> [Provided records]:
==========

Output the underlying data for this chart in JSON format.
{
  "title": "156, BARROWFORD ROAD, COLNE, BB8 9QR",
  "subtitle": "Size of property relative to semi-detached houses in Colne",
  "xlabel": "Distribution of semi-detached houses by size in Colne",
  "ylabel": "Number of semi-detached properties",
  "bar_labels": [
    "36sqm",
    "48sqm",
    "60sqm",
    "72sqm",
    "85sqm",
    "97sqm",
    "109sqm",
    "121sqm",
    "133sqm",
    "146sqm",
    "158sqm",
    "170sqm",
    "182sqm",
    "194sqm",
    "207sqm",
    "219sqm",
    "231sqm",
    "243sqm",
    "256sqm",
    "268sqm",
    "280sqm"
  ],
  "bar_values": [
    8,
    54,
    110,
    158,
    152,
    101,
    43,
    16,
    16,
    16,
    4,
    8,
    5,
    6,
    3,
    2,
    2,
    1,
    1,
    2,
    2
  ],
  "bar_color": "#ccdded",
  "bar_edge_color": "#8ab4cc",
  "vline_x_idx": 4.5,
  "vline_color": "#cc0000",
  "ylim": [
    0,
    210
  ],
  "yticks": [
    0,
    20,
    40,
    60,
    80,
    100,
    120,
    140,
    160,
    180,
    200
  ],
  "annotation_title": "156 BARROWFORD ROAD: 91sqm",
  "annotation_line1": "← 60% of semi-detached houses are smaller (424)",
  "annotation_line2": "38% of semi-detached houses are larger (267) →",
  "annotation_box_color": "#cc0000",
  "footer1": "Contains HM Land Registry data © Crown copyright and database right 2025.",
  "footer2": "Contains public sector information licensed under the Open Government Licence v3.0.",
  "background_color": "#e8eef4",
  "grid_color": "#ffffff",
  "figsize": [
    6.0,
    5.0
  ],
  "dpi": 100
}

==========

> [Short exercise]: Repeat the data precisely, line by line.

> [Correct output]:
Output the underlying data for this chart in JSON format.
{
  "title": "156, BARROWFORD ROAD, COLNE, BB8 9QR",
  "subtitle": "Size of property relative to semi-detached houses in Colne",
  "xlabel": "Distribution of semi-detached houses by size in Colne",
  "ylabel": "Number of semi-detached properties",
  "bar_labels": [
    "36sqm",
    "48sqm",
    "60sqm",
    "72sqm",
    "85sqm",
    "97sqm",
    "109sqm",
    "121sqm",
    "133sqm",
    "146sqm",
    "158sqm",
    "170sqm",
    "182sqm",
    "194sqm",
    "207sqm",
    "219sqm",
    "231sqm",
    "243sqm",
    "256sqm",
    "268sqm",
    "280sqm"
  ],
  "bar_values": [
    8,
    54,
    110,
    158,
    152,
    101,
    43,
    16,
    16,
    16,
    4,
    8,
    5,
    6,
    3,
    2,
    2,
    1,
    1,
    2,
    2
  ],
  "bar_color": "#ccdded",
  "bar_edge_color": "#8ab4cc",
  "vline_x_idx": 4.5,
  "vline_color": "#cc0000",
  "ylim": [
    0,
    210
  ],
  "yticks": [
    0,
    20,
    40,
    60,
    80,
    100,
    120,
    140,
    160,
    180,
    200
  ],
  "annotation_title": "156 BARROWFORD ROAD: 91sqm",
  "annotation_line1": "← 60% of semi-detached houses are smaller (424)",
  "annotation_line2": "38% of semi-detached houses are larger (267) →",
  "annotation_box_color": "#cc0000",
  "footer1": "Contains HM Land Registry data © Crown copyright and database right 2025.",
  "footer2": "Contains public sector information licensed under the Open Government Licence v3.0.",
  "background_color": "#e8eef4",
  "grid_color": "#ffffff",
  "figsize": [
    6.0,
    5.0
  ],
  "dpi": 100
}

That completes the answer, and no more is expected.